[Information given]
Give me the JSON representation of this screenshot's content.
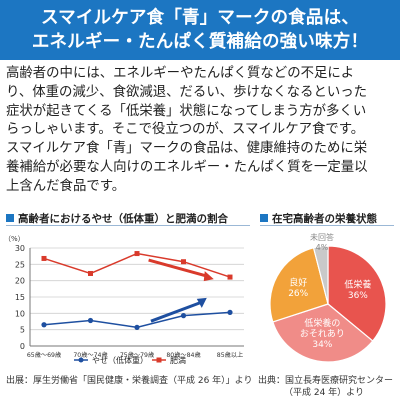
{
  "header": {
    "line1": "スマイルケア食「青」マークの食品は、",
    "line2": "エネルギー・たんぱく質補給の強い味方！"
  },
  "body_lines": [
    "高齢者の中には、エネルギーやたんぱく質などの不足によ",
    "り、体重の減少、食欲減退、だるい、歩けなくなるといった",
    "症状が起きてくる「低栄養」状態になってしまう方が多くい",
    "らっしゃいます。そこで役立つのが、スマイルケア食です。",
    "スマイルケア食「青」マークの食品は、健康維持のために栄",
    "養補給が必要な人向けのエネルギー・たんぱく質を一定量以",
    "上含んだ食品です。"
  ],
  "colors": {
    "header_bg": "#1c76c2",
    "thin_series": "#1e4fa0",
    "obese_series": "#d93a2b",
    "pie_low": "#e8544e",
    "pie_risk": "#f08c88",
    "pie_good": "#f2a23a",
    "pie_none": "#c9c9c9"
  },
  "chart_data": [
    {
      "type": "line",
      "title": "高齢者におけるやせ（低体重）と肥満の割合",
      "ylabel": "（%）",
      "ylim": [
        0,
        30
      ],
      "yticks": [
        "0",
        "5",
        "10",
        "15",
        "20",
        "25",
        "30"
      ],
      "categories": [
        "65歳～69歳",
        "70歳～74歳",
        "75歳～79歳",
        "80歳～84歳",
        "85歳以上"
      ],
      "series": [
        {
          "name": "やせ（低体重）",
          "values": [
            6.5,
            7.8,
            5.7,
            9.3,
            10.3
          ]
        },
        {
          "name": "肥満",
          "values": [
            26.8,
            22.2,
            28.3,
            25.8,
            21.1
          ]
        }
      ],
      "source": "出展：厚生労働省「国民健康・栄養調査（平成 26 年）」より"
    },
    {
      "type": "pie",
      "title": "在宅高齢者の栄養状態",
      "slices": [
        {
          "label": "低栄養",
          "value": 36,
          "text": "36%"
        },
        {
          "label": "低栄養の\nおそれあり",
          "value": 34,
          "text": "34%"
        },
        {
          "label": "良好",
          "value": 26,
          "text": "26%"
        },
        {
          "label": "未回答",
          "value": 4,
          "text": "4%"
        }
      ],
      "source_line1": "出典：国立長寿医療研究センター",
      "source_line2": "（平成 24 年）より"
    }
  ]
}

[What to work on] In your copy, leave out the pictures and reproduce the material above exactly.

[Answer for the task]
Give me the JSON representation of this screenshot's content.
{
  "header": {
    "line1": "スマイルケア食「青」マークの食品は、",
    "line2": "エネルギー・たんぱく質補給の強い味方！"
  },
  "body_lines": [
    "高齢者の中には、エネルギーやたんぱく質などの不足によ",
    "り、体重の減少、食欲減退、だるい、歩けなくなるといった",
    "症状が起きてくる「低栄養」状態になってしまう方が多くい",
    "らっしゃいます。そこで役立つのが、スマイルケア食です。",
    "スマイルケア食「青」マークの食品は、健康維持のために栄",
    "養補給が必要な人向けのエネルギー・たんぱく質を一定量以",
    "上含んだ食品です。"
  ],
  "colors": {
    "header_bg": "#1c76c2",
    "thin_series": "#1e4fa0",
    "obese_series": "#d93a2b",
    "pie_low": "#e8544e",
    "pie_risk": "#f08c88",
    "pie_good": "#f2a23a",
    "pie_none": "#c9c9c9"
  },
  "chart_data": [
    {
      "type": "line",
      "title": "高齢者におけるやせ（低体重）と肥満の割合",
      "ylabel": "（%）",
      "ylim": [
        0,
        30
      ],
      "yticks": [
        "0",
        "5",
        "10",
        "15",
        "20",
        "25",
        "30"
      ],
      "categories": [
        "65歳～69歳",
        "70歳～74歳",
        "75歳～79歳",
        "80歳～84歳",
        "85歳以上"
      ],
      "series": [
        {
          "name": "やせ（低体重）",
          "values": [
            6.5,
            7.8,
            5.7,
            9.3,
            10.3
          ]
        },
        {
          "name": "肥満",
          "values": [
            26.8,
            22.2,
            28.3,
            25.8,
            21.1
          ]
        }
      ],
      "source": "出展：厚生労働省「国民健康・栄養調査（平成 26 年）」より"
    },
    {
      "type": "pie",
      "title": "在宅高齢者の栄養状態",
      "slices": [
        {
          "label": "低栄養",
          "value": 36,
          "text": "36%"
        },
        {
          "label": "低栄養の\nおそれあり",
          "value": 34,
          "text": "34%"
        },
        {
          "label": "良好",
          "value": 26,
          "text": "26%"
        },
        {
          "label": "未回答",
          "value": 4,
          "text": "4%"
        }
      ],
      "source_line1": "出典：国立長寿医療研究センター",
      "source_line2": "（平成 24 年）より"
    }
  ]
}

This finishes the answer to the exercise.